Dataset records:
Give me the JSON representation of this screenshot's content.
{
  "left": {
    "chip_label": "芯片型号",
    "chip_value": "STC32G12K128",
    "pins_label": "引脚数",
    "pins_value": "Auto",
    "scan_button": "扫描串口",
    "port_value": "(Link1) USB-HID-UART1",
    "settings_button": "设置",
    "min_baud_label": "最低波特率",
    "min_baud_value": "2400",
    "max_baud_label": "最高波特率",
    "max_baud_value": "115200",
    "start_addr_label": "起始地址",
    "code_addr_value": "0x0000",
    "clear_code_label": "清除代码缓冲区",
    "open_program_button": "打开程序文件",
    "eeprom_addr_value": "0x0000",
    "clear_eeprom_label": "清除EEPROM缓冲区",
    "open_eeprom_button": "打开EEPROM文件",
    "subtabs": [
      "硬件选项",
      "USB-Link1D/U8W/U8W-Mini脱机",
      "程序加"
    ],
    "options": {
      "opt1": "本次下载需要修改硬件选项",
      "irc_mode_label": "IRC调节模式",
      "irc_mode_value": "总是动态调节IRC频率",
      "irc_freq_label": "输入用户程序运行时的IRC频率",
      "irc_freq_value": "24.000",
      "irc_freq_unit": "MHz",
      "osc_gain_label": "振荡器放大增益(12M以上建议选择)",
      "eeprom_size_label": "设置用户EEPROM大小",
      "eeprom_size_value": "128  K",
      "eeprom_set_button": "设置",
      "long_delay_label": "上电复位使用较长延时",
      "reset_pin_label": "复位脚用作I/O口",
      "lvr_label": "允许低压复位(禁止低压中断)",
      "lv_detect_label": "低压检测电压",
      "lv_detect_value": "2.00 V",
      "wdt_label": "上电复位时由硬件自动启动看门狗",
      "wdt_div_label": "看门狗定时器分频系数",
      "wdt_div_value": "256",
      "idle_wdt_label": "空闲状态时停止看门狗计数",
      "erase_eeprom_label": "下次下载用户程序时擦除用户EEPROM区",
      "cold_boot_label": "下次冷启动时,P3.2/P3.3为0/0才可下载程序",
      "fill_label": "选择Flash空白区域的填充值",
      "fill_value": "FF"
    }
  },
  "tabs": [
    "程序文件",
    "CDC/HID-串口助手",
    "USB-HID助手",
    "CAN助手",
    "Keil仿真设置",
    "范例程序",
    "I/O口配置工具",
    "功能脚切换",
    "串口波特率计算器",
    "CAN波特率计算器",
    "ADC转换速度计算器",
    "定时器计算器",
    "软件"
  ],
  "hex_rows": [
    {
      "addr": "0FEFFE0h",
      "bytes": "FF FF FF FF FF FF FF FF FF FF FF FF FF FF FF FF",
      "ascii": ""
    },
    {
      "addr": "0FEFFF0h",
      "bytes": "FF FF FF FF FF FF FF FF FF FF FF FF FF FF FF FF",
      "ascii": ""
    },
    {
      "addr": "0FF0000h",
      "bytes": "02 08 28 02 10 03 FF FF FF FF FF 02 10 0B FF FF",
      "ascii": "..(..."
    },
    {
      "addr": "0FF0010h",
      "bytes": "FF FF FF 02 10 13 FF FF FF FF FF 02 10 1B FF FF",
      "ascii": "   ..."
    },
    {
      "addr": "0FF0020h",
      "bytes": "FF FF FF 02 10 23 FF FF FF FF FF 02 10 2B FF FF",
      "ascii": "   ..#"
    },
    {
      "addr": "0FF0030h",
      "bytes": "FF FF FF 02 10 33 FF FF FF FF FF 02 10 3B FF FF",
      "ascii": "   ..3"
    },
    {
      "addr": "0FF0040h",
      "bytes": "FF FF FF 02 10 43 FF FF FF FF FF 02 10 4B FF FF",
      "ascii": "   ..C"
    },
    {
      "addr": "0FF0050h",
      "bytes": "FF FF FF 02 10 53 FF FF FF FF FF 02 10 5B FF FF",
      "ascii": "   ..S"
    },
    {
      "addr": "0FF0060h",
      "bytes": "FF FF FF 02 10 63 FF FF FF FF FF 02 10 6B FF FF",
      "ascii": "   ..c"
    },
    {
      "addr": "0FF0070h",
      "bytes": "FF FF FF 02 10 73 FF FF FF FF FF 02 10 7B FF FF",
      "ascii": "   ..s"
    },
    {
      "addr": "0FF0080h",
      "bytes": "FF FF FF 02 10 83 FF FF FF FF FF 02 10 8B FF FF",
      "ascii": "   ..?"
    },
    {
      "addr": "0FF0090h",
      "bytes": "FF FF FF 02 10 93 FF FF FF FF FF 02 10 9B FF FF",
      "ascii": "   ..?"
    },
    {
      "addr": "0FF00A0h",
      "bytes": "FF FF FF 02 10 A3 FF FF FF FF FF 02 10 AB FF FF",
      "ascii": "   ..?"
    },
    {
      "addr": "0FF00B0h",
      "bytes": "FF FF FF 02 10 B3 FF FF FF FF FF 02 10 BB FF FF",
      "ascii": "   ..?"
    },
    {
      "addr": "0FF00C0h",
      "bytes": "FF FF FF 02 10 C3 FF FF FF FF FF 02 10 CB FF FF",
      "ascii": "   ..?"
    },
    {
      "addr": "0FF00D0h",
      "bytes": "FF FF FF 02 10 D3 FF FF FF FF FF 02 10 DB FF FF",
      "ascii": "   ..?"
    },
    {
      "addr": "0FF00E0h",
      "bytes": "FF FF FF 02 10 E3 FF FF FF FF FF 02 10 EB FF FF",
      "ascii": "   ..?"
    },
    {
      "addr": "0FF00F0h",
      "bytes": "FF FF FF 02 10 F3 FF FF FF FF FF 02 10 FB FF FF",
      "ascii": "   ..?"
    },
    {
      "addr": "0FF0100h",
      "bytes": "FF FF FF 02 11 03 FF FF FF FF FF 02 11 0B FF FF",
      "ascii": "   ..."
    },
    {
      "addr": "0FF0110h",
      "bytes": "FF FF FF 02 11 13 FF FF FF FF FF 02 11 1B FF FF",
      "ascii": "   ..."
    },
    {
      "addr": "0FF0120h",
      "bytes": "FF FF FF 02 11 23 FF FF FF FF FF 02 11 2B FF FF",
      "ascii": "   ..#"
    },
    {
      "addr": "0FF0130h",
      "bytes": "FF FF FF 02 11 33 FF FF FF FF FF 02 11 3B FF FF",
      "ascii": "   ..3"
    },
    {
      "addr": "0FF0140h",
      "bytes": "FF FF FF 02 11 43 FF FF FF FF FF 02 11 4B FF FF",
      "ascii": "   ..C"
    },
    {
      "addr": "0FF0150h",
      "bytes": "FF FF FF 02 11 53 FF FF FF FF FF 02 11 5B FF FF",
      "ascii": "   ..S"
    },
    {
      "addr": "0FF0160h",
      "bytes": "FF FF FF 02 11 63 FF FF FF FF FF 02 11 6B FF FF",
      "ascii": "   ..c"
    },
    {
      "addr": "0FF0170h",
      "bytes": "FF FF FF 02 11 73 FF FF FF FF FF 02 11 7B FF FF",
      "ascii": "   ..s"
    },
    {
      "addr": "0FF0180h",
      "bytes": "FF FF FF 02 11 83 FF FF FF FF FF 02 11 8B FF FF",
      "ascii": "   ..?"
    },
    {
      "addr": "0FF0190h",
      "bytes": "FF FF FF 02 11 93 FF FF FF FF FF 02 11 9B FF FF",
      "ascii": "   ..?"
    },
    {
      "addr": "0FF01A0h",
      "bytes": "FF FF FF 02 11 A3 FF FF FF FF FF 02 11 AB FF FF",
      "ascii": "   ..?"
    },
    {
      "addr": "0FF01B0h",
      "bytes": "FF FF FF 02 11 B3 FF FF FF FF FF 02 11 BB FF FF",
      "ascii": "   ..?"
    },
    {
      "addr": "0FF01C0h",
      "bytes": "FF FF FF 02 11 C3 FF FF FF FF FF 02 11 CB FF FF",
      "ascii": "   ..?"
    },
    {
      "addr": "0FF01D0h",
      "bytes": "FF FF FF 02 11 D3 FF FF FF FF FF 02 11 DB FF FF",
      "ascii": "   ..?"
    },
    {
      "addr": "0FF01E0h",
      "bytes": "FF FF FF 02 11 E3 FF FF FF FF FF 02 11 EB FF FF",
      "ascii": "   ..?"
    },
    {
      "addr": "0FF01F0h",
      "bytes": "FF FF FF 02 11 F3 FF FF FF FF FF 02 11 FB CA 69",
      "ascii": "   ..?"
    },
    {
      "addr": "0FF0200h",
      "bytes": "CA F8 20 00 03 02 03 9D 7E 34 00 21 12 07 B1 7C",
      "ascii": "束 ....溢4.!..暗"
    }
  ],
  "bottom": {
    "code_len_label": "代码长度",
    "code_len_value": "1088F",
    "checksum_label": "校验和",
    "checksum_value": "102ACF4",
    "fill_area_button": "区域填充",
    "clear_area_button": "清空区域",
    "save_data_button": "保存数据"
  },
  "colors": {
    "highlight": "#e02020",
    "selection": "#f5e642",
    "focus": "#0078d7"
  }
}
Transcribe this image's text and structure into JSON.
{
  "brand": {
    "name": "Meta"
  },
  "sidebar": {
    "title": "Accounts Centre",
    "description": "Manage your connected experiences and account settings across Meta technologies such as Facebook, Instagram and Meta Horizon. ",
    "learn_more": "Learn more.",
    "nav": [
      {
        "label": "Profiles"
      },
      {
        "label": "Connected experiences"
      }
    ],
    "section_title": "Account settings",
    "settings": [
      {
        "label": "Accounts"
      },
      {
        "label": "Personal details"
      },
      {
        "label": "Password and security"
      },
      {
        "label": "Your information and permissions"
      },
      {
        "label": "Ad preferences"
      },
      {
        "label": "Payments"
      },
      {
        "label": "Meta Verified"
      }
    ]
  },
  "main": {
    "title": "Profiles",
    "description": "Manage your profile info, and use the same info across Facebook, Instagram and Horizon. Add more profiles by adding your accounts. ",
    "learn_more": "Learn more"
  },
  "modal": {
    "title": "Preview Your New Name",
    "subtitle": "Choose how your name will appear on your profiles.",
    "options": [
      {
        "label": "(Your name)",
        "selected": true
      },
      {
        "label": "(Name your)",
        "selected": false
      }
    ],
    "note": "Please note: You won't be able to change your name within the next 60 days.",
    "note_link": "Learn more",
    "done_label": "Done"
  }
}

REQUIREMENT: Return only the number of lines in the preceding records that contain the string "Horizon".

REPLY: 2